▸ Task: Render the listing, from the line with "283, 97, 306]" to the line with "513, 194, 536]", as a Markdown table with the columns Row and Entry. Give each line a row number and leave out blank lines.

★ ★ ★ ★ ★

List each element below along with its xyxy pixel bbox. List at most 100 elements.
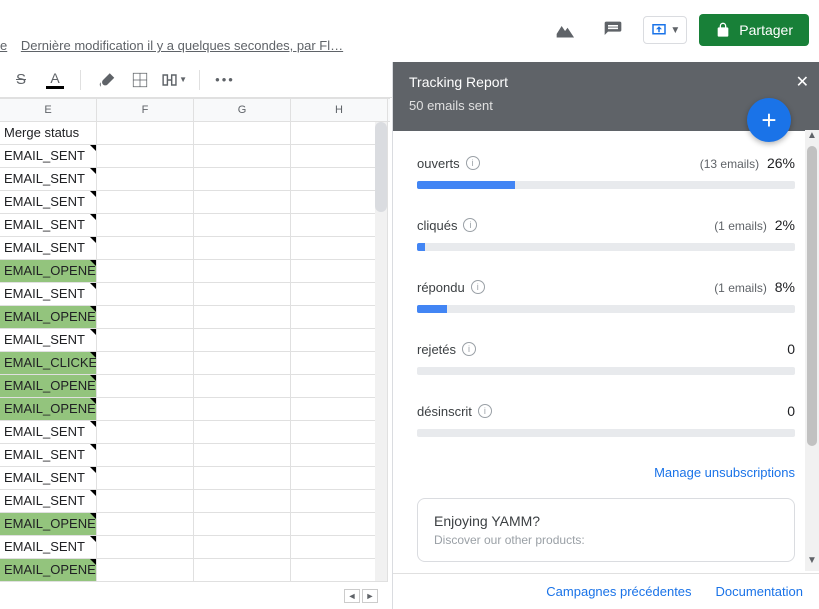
status-cell[interactable]: EMAIL_SENT	[0, 283, 97, 306]
empty-cell[interactable]	[97, 214, 194, 237]
status-cell[interactable]: EMAIL_SENT	[0, 421, 97, 444]
share-button[interactable]: Partager	[699, 14, 809, 46]
empty-cell[interactable]	[194, 329, 291, 352]
empty-cell[interactable]	[291, 145, 388, 168]
empty-cell[interactable]	[97, 306, 194, 329]
empty-cell[interactable]	[97, 513, 194, 536]
empty-cell[interactable]	[97, 375, 194, 398]
status-cell[interactable]: EMAIL_OPENED	[0, 398, 97, 421]
status-cell[interactable]: EMAIL_OPENED	[0, 513, 97, 536]
sheet-next[interactable]: ►	[362, 589, 378, 603]
activity-icon[interactable]	[547, 12, 583, 48]
empty-cell[interactable]	[194, 559, 291, 582]
status-cell[interactable]: EMAIL_SENT	[0, 490, 97, 513]
scroll-up-icon[interactable]: ▲	[805, 130, 819, 146]
more-tool[interactable]: •••	[212, 67, 238, 93]
sheet-scrollbar[interactable]	[375, 122, 387, 581]
empty-cell[interactable]	[194, 467, 291, 490]
info-icon[interactable]: i	[471, 280, 485, 294]
empty-cell[interactable]	[97, 352, 194, 375]
empty-cell[interactable]	[291, 214, 388, 237]
strikethrough-tool[interactable]: S	[8, 67, 34, 93]
empty-cell[interactable]	[194, 145, 291, 168]
empty-cell[interactable]	[291, 260, 388, 283]
col-header[interactable]: F	[97, 99, 194, 121]
status-cell[interactable]: EMAIL_CLICKED	[0, 352, 97, 375]
sheet-scroll-thumb[interactable]	[375, 122, 387, 212]
empty-cell[interactable]	[194, 421, 291, 444]
empty-cell[interactable]	[291, 122, 388, 145]
comments-icon[interactable]	[595, 12, 631, 48]
empty-cell[interactable]	[194, 122, 291, 145]
empty-cell[interactable]	[97, 467, 194, 490]
empty-cell[interactable]	[97, 490, 194, 513]
fill-color-tool[interactable]	[93, 67, 119, 93]
merge-tool[interactable]: ▼	[161, 67, 187, 93]
status-cell[interactable]: EMAIL_SENT	[0, 145, 97, 168]
panel-scrollbar[interactable]: ▲ ▼	[805, 130, 819, 571]
scroll-down-icon[interactable]: ▼	[805, 555, 819, 571]
empty-cell[interactable]	[194, 260, 291, 283]
empty-cell[interactable]	[97, 559, 194, 582]
status-cell[interactable]: EMAIL_OPENED	[0, 559, 97, 582]
empty-cell[interactable]	[291, 536, 388, 559]
empty-cell[interactable]	[291, 168, 388, 191]
documentation-link[interactable]: Documentation	[716, 584, 803, 599]
col-header[interactable]: H	[291, 99, 388, 121]
empty-cell[interactable]	[194, 306, 291, 329]
info-icon[interactable]: i	[478, 404, 492, 418]
empty-cell[interactable]	[291, 490, 388, 513]
present-button[interactable]: ▼	[643, 16, 687, 44]
empty-cell[interactable]	[194, 513, 291, 536]
status-cell[interactable]: EMAIL_SENT	[0, 536, 97, 559]
empty-cell[interactable]	[194, 536, 291, 559]
empty-cell[interactable]	[194, 214, 291, 237]
status-cell[interactable]: EMAIL_SENT	[0, 191, 97, 214]
empty-cell[interactable]	[97, 421, 194, 444]
menu-truncated[interactable]: e	[0, 38, 7, 53]
empty-cell[interactable]	[291, 191, 388, 214]
status-cell[interactable]: EMAIL_SENT	[0, 329, 97, 352]
empty-cell[interactable]	[97, 168, 194, 191]
previous-campaigns-link[interactable]: Campagnes précédentes	[546, 584, 691, 599]
empty-cell[interactable]	[97, 536, 194, 559]
empty-cell[interactable]	[97, 260, 194, 283]
info-icon[interactable]: i	[462, 342, 476, 356]
empty-cell[interactable]	[291, 352, 388, 375]
status-cell[interactable]: EMAIL_OPENED	[0, 375, 97, 398]
empty-cell[interactable]	[291, 467, 388, 490]
empty-cell[interactable]	[97, 444, 194, 467]
status-cell[interactable]: EMAIL_SENT	[0, 168, 97, 191]
last-modified-link[interactable]: Dernière modification il y a quelques se…	[21, 38, 343, 53]
empty-cell[interactable]	[291, 513, 388, 536]
fab-add-button[interactable]: +	[747, 98, 791, 142]
info-icon[interactable]: i	[466, 156, 480, 170]
empty-cell[interactable]	[194, 352, 291, 375]
empty-cell[interactable]	[97, 145, 194, 168]
status-cell[interactable]: EMAIL_SENT	[0, 444, 97, 467]
empty-cell[interactable]	[97, 191, 194, 214]
empty-cell[interactable]	[291, 444, 388, 467]
header-cell[interactable]: Merge status	[0, 122, 97, 145]
empty-cell[interactable]	[291, 283, 388, 306]
empty-cell[interactable]	[194, 168, 291, 191]
status-cell[interactable]: EMAIL_OPENED	[0, 306, 97, 329]
status-cell[interactable]: EMAIL_SENT	[0, 214, 97, 237]
borders-tool[interactable]	[127, 67, 153, 93]
panel-scroll-thumb[interactable]	[807, 146, 817, 446]
status-cell[interactable]: EMAIL_SENT	[0, 467, 97, 490]
empty-cell[interactable]	[194, 444, 291, 467]
empty-cell[interactable]	[291, 559, 388, 582]
close-icon[interactable]: ✕	[796, 72, 809, 92]
info-icon[interactable]: i	[463, 218, 477, 232]
empty-cell[interactable]	[97, 122, 194, 145]
empty-cell[interactable]	[291, 421, 388, 444]
empty-cell[interactable]	[194, 398, 291, 421]
empty-cell[interactable]	[194, 283, 291, 306]
empty-cell[interactable]	[291, 237, 388, 260]
sheet-prev[interactable]: ◄	[344, 589, 360, 603]
col-header[interactable]: E	[0, 99, 97, 121]
empty-cell[interactable]	[194, 191, 291, 214]
empty-cell[interactable]	[97, 283, 194, 306]
empty-cell[interactable]	[291, 329, 388, 352]
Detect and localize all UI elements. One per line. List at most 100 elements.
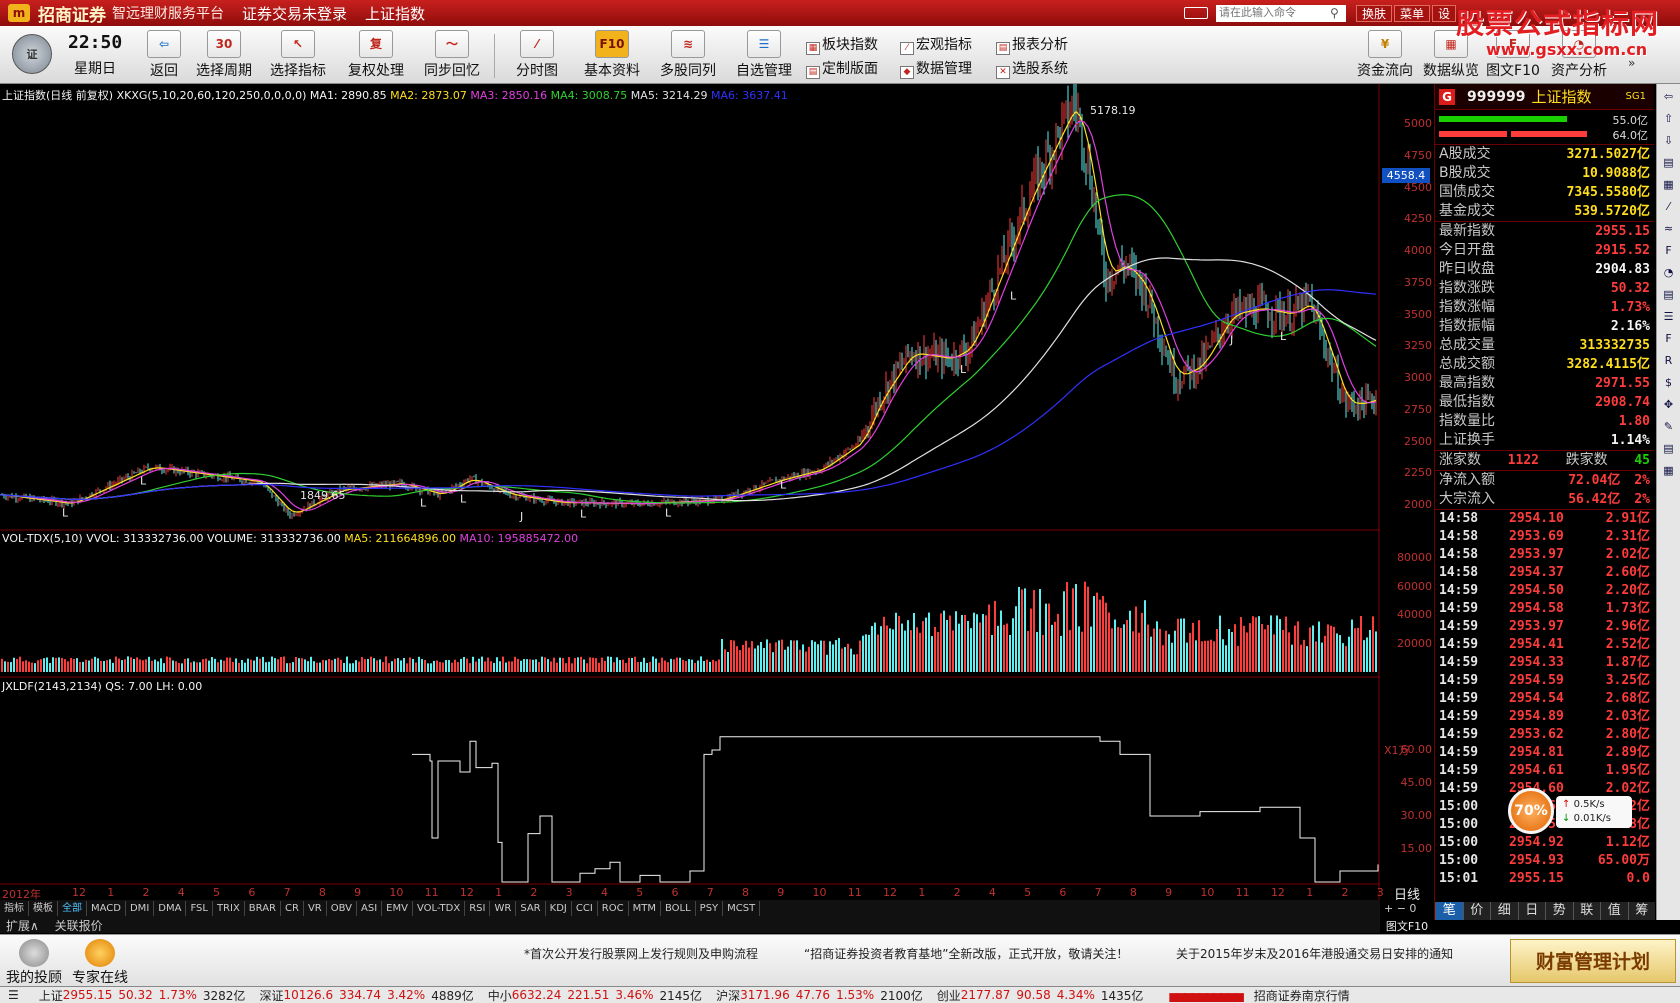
indicator-tab[interactable]: TRIX (213, 901, 245, 916)
indicator-tab[interactable]: 全部 (58, 901, 87, 916)
quote-tab[interactable]: 笔 (1435, 902, 1463, 920)
quote-tab[interactable]: 筹 (1627, 902, 1656, 920)
pie-icon[interactable]: ◔ (1660, 264, 1678, 282)
platform-subtitle: 智远理财服务平台 (112, 6, 224, 22)
tab-related-quotes[interactable]: 关联报价 (49, 919, 109, 933)
indicator-tab[interactable]: ASI (357, 901, 383, 916)
quote-tab[interactable]: 价 (1462, 902, 1491, 920)
status-index-name[interactable]: 创业 (937, 987, 961, 1003)
y-tick-label: 40000 (1397, 608, 1432, 621)
indicator-tab[interactable]: MCST (723, 901, 761, 916)
indicator-tab[interactable]: OBV (327, 901, 357, 916)
indicator-tab[interactable]: FSL (186, 901, 213, 916)
f10-button[interactable]: F10 基本资料 (580, 30, 644, 82)
network-widget[interactable]: 70% ↑ 0.5K/s ↓ 0.01K/s (1508, 788, 1636, 838)
expert-button[interactable]: 专家在线 (72, 939, 128, 987)
chart-icon[interactable]: ⁄ (1660, 198, 1678, 216)
select-period-button[interactable]: 30 选择周期 (192, 30, 256, 82)
status-index-name[interactable]: 中小 (488, 987, 512, 1003)
minute-chart-button[interactable]: ⁄ 分时图 (510, 30, 564, 82)
list-icon[interactable]: ☰ (1660, 308, 1678, 326)
indicator-tab[interactable]: CR (281, 901, 304, 916)
select-indicator-button[interactable]: ↖ 选择指标 (266, 30, 330, 82)
yuan-icon[interactable]: $ (1660, 374, 1678, 392)
news-item[interactable]: “招商证券投资者教育基地”全新改版，正式开放，敬请关注！ (804, 945, 1128, 962)
side-icon-strip: ⇦ ⇧ ⇩ ▤ ▦ ⁄ ≈ F ◔ ▤ ☰ F R $ ✥ ✎ ▤ ▦ (1656, 84, 1680, 920)
sector-index-button[interactable]: ▦ 板块指数 (806, 34, 878, 55)
f10-icon[interactable]: F (1660, 242, 1678, 260)
indicator-tab[interactable]: 模板 (29, 901, 58, 916)
macro-indicator-button[interactable]: ⁄ 宏观指标 (900, 34, 972, 55)
quote-tab[interactable]: 日 (1517, 902, 1546, 920)
pen-icon[interactable]: ✎ (1660, 418, 1678, 436)
indicator-tab[interactable]: VOL-TDX (413, 901, 466, 916)
arrow-up-icon[interactable]: ⇧ (1660, 110, 1678, 128)
indicator-tab[interactable]: CCI (572, 901, 598, 916)
arrow-left-icon[interactable]: ⇦ (1660, 88, 1678, 106)
keyboard-icon[interactable] (1184, 7, 1208, 19)
zoom-controls[interactable]: + − 0 (1384, 902, 1416, 915)
y-tick-label: 15.00 (1400, 842, 1433, 855)
back-button[interactable]: ⇦ 返回 (142, 30, 186, 82)
quote-tab[interactable]: 联 (1572, 902, 1601, 920)
indicator-tab[interactable]: DMI (126, 901, 155, 916)
watchlist-button[interactable]: ☰ 自选管理 (732, 30, 796, 82)
f10-icon[interactable]: F (1660, 330, 1678, 348)
grid-icon[interactable]: ▦ (1660, 176, 1678, 194)
indicator-tab[interactable]: PSY (696, 901, 724, 916)
quote-tab[interactable]: 值 (1600, 902, 1628, 920)
arrow-down-icon[interactable]: ⇩ (1660, 132, 1678, 150)
indicator-tab[interactable]: RSI (465, 901, 491, 916)
chart-icon[interactable]: ≈ (1660, 220, 1678, 238)
quote-tab[interactable]: 势 (1545, 902, 1573, 920)
advisor-button[interactable]: 我的投顾 (6, 939, 62, 987)
indicator-tab[interactable]: KDJ (546, 901, 572, 916)
adjust-button[interactable]: 复 复权处理 (344, 30, 408, 82)
indicator-tab[interactable]: MACD (87, 901, 126, 916)
indicator-tab[interactable]: SAR (516, 901, 546, 916)
sync-button[interactable]: 〜 同步回忆 (420, 30, 484, 82)
indicator-tab[interactable]: EMV (382, 901, 413, 916)
indicator-tab[interactable]: BRAR (245, 901, 281, 916)
rsi-icon[interactable]: R (1660, 352, 1678, 370)
status-index-name[interactable]: 深证 (259, 987, 283, 1003)
indicator-tab[interactable]: BOLL (661, 901, 696, 916)
skin-button[interactable]: 换肤 (1356, 5, 1393, 22)
indicator-tab[interactable]: WR (490, 901, 517, 916)
tab-graphic-f10[interactable]: 图文F10 (1382, 918, 1432, 933)
login-status[interactable]: 证券交易未登录 (242, 3, 347, 24)
indicator-tab[interactable]: VR (304, 901, 327, 916)
indicator-tab[interactable]: DMA (154, 901, 187, 916)
menu-button[interactable]: 菜单 (1394, 5, 1431, 22)
indicator-tab[interactable]: 指标 (0, 901, 29, 916)
news-item[interactable]: *首次公开发行股票网上发行规则及申购流程 (524, 945, 758, 962)
stock-picker-button[interactable]: ✕ 选股系统 (996, 58, 1068, 79)
status-index-name[interactable]: 上证 (39, 987, 63, 1003)
tab-expand[interactable]: 扩展∧ (0, 919, 45, 933)
settings-button[interactable]: 设 (1432, 5, 1457, 22)
chart-area[interactable]: 5178.19 1849.65 L L L L J L L L L L J L 上证指数(日线 前复权) … (0, 84, 1384, 904)
multi-stock-button[interactable]: ≋ 多股同列 (656, 30, 720, 82)
fund-flow-button[interactable]: ¥ 资金流向 (1352, 30, 1418, 82)
layout-icon[interactable]: ▤ (1660, 440, 1678, 458)
command-input[interactable] (1216, 5, 1346, 22)
upload-speed: 0.5K/s (1573, 799, 1605, 810)
search-icon[interactable]: ⚲ (1330, 6, 1339, 20)
wealth-plan-banner[interactable]: 财富管理计划 (1510, 939, 1676, 983)
status-index-name[interactable]: 沪深 (716, 987, 740, 1003)
indicator-tab[interactable]: ROC (598, 901, 629, 916)
report-icon[interactable]: ▤ (1660, 286, 1678, 304)
news-item[interactable]: 关于2015年岁末及2016年港股通交易日安排的通知 (1176, 945, 1453, 962)
data-manage-button[interactable]: ◆ 数据管理 (900, 58, 972, 79)
report-analysis-button[interactable]: ▤ 报表分析 (996, 34, 1068, 55)
period-label[interactable]: 日线 (1382, 884, 1432, 903)
news-icon[interactable]: ▤ (1660, 154, 1678, 172)
move-icon[interactable]: ✥ (1660, 396, 1678, 414)
custom-layout-button[interactable]: ▤ 定制版面 (806, 58, 878, 79)
kline-chart-canvas[interactable]: 5178.19 1849.65 L L L L J L L L L L J L (0, 84, 1380, 904)
doc-icon[interactable]: ▦ (1660, 462, 1678, 480)
indicator-tab[interactable]: MTM (629, 901, 661, 916)
status-menu-icon[interactable]: ☰ (8, 988, 19, 1002)
quote-tab[interactable]: 细 (1490, 902, 1518, 920)
x-month-label: 11 (424, 886, 439, 899)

★ ★ ★ ★ ★

▸ Answer for this exercise:
| Row | Entry |
|---|---|
| 1 | status-cell[interactable]: EMAIL_SENT	[0, 283, 97, 306] |
| 2 | empty-cell[interactable]	[97, 214, 194, 237] |
| 3 | status-cell[interactable]: EMAIL_SENT	[0, 421, 97, 444] |
| 4 | share-button[interactable]: Partager	[699, 14, 809, 46] |
| 5 | empty-cell[interactable]	[194, 329, 291, 352] |
| 6 | empty-cell[interactable]	[291, 145, 388, 168] |
| 7 | empty-cell[interactable]	[97, 306, 194, 329] |
| 8 | empty-cell[interactable]	[97, 513, 194, 536] |